▸ **What is required**
How many lines in the records below hold the string "relation"? Please answer with the number and nothing more.

▸ **Data lines**
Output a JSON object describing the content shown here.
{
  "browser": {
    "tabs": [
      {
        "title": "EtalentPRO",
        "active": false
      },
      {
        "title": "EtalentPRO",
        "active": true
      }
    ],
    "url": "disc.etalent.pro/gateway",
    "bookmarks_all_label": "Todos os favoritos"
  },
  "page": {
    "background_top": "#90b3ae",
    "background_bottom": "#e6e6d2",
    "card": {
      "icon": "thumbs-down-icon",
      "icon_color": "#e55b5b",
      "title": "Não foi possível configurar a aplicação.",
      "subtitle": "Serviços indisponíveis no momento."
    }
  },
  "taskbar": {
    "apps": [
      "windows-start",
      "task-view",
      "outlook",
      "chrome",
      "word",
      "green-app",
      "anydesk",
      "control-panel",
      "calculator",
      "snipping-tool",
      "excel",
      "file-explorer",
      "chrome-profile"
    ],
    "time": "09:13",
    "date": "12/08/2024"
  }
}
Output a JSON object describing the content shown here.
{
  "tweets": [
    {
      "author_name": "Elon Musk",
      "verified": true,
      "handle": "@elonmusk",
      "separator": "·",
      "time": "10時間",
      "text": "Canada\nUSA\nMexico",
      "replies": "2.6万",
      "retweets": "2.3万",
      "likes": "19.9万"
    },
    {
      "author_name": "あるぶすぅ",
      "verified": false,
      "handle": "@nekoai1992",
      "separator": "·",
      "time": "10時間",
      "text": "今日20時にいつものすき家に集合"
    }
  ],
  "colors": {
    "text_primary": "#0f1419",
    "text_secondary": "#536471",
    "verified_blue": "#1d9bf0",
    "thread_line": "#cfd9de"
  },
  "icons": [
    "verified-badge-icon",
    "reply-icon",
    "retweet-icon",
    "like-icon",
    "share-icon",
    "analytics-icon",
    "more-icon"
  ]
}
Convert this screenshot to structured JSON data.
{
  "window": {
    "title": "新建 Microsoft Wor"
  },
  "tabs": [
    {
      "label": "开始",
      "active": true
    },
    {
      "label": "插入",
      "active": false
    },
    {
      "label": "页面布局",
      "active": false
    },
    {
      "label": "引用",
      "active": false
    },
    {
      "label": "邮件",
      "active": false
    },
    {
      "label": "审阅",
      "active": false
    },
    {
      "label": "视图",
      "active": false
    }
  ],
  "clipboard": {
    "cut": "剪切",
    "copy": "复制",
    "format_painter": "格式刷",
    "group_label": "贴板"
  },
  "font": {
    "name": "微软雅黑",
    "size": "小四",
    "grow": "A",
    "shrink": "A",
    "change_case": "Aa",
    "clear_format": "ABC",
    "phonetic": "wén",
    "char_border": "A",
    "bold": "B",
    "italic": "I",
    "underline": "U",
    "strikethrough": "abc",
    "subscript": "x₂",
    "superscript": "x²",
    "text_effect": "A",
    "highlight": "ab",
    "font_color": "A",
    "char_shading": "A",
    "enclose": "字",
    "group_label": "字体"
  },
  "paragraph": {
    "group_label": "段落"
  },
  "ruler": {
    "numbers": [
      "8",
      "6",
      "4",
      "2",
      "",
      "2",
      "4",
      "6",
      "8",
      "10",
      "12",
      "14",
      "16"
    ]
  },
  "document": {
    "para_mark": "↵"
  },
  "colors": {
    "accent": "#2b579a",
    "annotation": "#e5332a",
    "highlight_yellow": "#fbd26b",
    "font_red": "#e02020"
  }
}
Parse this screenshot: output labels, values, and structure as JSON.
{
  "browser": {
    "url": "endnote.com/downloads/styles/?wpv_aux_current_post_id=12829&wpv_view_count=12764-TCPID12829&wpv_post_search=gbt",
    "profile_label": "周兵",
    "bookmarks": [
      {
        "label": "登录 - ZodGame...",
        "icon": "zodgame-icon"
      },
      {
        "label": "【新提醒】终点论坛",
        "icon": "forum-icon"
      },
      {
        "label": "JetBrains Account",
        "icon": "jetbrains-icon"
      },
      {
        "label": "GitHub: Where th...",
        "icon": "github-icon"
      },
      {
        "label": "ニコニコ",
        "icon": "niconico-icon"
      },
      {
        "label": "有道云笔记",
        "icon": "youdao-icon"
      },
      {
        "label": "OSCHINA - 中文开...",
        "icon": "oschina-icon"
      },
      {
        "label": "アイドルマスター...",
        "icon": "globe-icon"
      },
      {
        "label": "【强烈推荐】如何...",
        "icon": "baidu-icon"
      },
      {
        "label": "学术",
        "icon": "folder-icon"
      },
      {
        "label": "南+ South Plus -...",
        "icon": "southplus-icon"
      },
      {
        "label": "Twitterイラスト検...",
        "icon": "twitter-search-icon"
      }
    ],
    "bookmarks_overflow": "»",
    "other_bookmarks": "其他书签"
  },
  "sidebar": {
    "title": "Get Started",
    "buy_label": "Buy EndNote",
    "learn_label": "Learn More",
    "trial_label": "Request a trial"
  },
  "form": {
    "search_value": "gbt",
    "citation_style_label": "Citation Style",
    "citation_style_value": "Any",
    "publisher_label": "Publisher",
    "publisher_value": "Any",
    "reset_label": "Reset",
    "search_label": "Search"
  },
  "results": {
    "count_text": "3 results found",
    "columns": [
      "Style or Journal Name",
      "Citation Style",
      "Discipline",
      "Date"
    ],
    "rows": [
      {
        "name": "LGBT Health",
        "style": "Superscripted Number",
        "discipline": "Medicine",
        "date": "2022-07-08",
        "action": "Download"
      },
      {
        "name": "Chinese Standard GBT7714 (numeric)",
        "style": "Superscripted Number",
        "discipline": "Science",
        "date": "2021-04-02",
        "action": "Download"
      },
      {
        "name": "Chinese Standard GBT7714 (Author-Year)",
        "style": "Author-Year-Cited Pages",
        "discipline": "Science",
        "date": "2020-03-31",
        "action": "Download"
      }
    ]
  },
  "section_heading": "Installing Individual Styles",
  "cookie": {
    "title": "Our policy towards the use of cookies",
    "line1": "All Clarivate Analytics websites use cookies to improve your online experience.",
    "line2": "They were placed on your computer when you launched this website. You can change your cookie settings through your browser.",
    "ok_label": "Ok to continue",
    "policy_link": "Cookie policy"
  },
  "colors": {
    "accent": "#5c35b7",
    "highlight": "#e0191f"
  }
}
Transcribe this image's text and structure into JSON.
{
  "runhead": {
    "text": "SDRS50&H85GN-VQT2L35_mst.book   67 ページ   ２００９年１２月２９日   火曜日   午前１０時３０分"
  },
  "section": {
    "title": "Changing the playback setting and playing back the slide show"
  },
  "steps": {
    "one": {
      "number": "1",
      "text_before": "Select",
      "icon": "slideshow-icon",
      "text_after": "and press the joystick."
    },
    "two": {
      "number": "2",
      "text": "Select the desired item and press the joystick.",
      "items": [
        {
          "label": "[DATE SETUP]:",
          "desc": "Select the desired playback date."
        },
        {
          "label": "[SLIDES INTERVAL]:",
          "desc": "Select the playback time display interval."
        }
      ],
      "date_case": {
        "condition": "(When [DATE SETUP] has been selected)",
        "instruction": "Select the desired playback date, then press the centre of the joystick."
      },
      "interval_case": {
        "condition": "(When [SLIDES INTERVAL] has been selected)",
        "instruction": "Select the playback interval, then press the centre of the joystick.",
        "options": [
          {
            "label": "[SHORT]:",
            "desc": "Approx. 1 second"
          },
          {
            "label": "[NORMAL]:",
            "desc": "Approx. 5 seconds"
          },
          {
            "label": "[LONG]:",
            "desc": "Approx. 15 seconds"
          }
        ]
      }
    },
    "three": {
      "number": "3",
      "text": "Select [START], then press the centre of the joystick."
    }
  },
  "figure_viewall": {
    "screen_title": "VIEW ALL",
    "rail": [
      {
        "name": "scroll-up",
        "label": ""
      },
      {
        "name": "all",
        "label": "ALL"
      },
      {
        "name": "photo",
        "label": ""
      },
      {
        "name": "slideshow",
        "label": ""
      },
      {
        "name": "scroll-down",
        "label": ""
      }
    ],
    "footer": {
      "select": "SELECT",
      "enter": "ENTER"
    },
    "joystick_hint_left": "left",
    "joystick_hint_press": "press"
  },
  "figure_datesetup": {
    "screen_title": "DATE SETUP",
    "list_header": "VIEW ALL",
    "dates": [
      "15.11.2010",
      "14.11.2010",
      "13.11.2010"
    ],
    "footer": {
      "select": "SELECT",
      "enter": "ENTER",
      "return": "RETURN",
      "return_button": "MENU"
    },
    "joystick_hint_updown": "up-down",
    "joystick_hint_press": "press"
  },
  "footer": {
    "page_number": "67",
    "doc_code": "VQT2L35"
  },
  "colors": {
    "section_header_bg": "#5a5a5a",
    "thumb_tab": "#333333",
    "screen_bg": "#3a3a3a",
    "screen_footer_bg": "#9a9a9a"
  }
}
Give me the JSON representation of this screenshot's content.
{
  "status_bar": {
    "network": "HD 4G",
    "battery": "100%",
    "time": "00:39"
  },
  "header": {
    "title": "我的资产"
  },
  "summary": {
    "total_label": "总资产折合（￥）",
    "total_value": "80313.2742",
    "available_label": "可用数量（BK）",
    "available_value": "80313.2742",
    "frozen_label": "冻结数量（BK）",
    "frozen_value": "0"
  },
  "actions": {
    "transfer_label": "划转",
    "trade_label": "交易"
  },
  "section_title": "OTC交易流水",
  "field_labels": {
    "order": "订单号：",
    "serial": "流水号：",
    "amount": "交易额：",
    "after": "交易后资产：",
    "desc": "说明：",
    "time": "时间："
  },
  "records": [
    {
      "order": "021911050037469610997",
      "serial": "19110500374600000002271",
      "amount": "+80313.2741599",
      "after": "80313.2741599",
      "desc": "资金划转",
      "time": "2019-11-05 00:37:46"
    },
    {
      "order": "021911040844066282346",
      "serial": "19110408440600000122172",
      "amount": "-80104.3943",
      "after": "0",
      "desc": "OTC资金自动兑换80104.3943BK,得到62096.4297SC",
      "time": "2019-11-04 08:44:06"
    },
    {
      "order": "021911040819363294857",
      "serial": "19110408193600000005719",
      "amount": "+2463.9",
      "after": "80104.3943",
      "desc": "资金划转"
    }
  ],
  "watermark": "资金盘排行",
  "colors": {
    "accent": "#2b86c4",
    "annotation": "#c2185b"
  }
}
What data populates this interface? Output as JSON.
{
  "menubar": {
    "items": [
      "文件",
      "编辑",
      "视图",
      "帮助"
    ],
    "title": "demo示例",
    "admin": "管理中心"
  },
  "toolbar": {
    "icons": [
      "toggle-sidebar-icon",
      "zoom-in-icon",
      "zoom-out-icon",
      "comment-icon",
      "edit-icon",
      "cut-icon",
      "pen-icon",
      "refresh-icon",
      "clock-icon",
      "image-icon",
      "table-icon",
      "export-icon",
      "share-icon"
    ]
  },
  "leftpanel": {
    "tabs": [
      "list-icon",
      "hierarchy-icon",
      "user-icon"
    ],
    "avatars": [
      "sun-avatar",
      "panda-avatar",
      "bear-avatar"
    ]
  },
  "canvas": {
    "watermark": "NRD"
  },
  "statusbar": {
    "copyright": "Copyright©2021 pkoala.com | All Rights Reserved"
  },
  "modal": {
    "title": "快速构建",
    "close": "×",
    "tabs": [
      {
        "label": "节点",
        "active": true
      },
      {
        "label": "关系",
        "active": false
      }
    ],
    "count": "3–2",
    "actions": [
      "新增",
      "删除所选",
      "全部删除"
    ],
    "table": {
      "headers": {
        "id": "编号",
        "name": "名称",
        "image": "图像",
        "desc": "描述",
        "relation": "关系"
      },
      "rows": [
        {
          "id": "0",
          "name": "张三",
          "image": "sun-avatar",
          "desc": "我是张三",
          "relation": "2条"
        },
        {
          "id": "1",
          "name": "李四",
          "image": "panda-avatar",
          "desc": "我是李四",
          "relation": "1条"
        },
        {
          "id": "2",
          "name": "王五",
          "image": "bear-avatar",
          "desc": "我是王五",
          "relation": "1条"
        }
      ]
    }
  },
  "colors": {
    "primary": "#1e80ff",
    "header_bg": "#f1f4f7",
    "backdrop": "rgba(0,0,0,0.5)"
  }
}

▸ **Exercise output**
4